═════ Available records
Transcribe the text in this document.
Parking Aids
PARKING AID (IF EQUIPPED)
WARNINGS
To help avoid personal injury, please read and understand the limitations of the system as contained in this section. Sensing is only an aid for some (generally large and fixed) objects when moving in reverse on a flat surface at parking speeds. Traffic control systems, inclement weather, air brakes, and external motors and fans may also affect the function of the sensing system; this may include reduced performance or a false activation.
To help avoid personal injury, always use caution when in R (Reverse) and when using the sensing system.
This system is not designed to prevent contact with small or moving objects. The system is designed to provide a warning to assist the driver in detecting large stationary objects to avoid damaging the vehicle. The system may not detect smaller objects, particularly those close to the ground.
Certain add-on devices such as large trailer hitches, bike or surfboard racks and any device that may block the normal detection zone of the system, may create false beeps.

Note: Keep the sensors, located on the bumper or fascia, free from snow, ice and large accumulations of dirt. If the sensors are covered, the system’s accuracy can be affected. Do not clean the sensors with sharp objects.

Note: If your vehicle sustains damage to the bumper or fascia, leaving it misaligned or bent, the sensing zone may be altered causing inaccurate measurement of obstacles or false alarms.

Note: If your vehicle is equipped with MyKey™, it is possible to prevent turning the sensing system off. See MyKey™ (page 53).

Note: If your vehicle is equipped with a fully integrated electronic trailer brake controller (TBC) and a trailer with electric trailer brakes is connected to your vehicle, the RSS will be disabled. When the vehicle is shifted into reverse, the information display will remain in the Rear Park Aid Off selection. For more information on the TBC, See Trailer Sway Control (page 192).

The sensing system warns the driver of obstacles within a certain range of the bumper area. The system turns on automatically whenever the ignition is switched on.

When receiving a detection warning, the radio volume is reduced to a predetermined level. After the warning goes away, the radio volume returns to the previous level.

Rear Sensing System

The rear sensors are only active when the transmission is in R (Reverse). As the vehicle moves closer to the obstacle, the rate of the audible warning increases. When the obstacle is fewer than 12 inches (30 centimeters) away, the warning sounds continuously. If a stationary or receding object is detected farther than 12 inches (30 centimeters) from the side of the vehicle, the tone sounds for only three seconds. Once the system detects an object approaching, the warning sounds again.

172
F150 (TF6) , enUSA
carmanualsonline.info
══════════
__Task brief__: Extract every entry above as it appears.

__Output for this task__:
Transcribe the text in this document.
Parking Aids
PARKING AID (IF EQUIPPED)
WARNINGS
To help avoid personal injury, please read and understand the limitations of the system as contained in this section. Sensing is only an aid for some (generally large and fixed) objects when moving in reverse on a flat surface at parking speeds. Traffic control systems, inclement weather, air brakes, and external motors and fans may also affect the function of the sensing system; this may include reduced performance or a false activation.
To help avoid personal injury, always use caution when in R (Reverse) and when using the sensing system.
This system is not designed to prevent contact with small or moving objects. The system is designed to provide a warning to assist the driver in detecting large stationary objects to avoid damaging the vehicle. The system may not detect smaller objects, particularly those close to the ground.
Certain add-on devices such as large trailer hitches, bike or surfboard racks and any device that may block the normal detection zone of the system, may create false beeps.

Note: Keep the sensors, located on the bumper or fascia, free from snow, ice and large accumulations of dirt. If the sensors are covered, the system’s accuracy can be affected. Do not clean the sensors with sharp objects.

Note: If your vehicle sustains damage to the bumper or fascia, leaving it misaligned or bent, the sensing zone may be altered causing inaccurate measurement of obstacles or false alarms.

Note: If your vehicle is equipped with MyKey™, it is possible to prevent turning the sensing system off. See MyKey™ (page 53).

Note: If your vehicle is equipped with a fully integrated electronic trailer brake controller (TBC) and a trailer with electric trailer brakes is connected to your vehicle, the RSS will be disabled. When the vehicle is shifted into reverse, the information display will remain in the Rear Park Aid Off selection. For more information on the TBC, See Trailer Sway Control (page 192).

The sensing system warns the driver of obstacles within a certain range of the bumper area. The system turns on automatically whenever the ignition is switched on.

When receiving a detection warning, the radio volume is reduced to a predetermined level. After the warning goes away, the radio volume returns to the previous level.

Rear Sensing System

The rear sensors are only active when the transmission is in R (Reverse). As the vehicle moves closer to the obstacle, the rate of the audible warning increases. When the obstacle is fewer than 12 inches (30 centimeters) away, the warning sounds continuously. If a stationary or receding object is detected farther than 12 inches (30 centimeters) from the side of the vehicle, the tone sounds for only three seconds. Once the system detects an object approaching, the warning sounds again.

172
F150 (TF6) , enUSA
carmanualsonline.info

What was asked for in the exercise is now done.